## Directions
Gather all lines containing the string "producto" and copy them out.

# # #

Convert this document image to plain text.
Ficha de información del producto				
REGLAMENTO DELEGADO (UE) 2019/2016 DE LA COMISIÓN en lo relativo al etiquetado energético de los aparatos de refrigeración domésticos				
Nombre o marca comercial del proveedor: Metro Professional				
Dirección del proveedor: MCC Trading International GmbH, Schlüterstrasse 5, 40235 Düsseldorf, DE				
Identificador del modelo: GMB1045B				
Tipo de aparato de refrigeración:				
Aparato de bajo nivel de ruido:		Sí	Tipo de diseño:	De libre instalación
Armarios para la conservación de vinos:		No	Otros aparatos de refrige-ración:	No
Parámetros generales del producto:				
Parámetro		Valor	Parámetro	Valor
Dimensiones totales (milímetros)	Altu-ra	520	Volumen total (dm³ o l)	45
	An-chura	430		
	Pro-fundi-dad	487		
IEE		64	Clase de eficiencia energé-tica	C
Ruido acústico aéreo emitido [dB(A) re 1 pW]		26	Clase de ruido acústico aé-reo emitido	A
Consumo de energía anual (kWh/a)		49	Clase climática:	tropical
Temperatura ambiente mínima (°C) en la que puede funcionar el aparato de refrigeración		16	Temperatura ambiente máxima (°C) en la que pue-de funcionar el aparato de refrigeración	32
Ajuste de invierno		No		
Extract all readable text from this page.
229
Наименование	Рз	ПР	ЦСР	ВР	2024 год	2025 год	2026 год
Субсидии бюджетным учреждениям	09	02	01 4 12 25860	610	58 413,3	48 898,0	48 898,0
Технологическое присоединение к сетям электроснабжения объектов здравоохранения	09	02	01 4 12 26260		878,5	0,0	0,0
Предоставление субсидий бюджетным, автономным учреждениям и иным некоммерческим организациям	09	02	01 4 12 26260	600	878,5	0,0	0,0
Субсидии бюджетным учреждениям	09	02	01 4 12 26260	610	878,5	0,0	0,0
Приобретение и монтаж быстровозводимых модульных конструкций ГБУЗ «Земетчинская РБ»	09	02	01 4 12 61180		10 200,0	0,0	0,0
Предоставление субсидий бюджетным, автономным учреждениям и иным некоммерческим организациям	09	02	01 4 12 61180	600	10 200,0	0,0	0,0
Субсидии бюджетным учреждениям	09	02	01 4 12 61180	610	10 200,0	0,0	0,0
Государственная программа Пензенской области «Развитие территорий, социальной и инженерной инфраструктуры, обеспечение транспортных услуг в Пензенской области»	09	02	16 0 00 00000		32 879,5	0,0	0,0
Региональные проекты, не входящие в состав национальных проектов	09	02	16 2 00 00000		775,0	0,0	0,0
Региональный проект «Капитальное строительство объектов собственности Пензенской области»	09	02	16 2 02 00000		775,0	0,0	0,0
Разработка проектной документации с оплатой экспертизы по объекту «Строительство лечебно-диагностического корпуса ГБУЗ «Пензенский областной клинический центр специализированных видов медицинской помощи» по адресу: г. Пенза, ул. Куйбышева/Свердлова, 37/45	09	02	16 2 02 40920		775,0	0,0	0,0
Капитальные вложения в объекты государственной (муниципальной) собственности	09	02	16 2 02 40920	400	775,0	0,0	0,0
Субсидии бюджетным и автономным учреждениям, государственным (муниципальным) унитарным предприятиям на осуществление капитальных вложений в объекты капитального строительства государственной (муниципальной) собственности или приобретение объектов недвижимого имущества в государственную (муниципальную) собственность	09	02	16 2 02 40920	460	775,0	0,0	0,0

# # #

## Exercise solution
Ficha de información del producto				
Parámetros generales del producto:				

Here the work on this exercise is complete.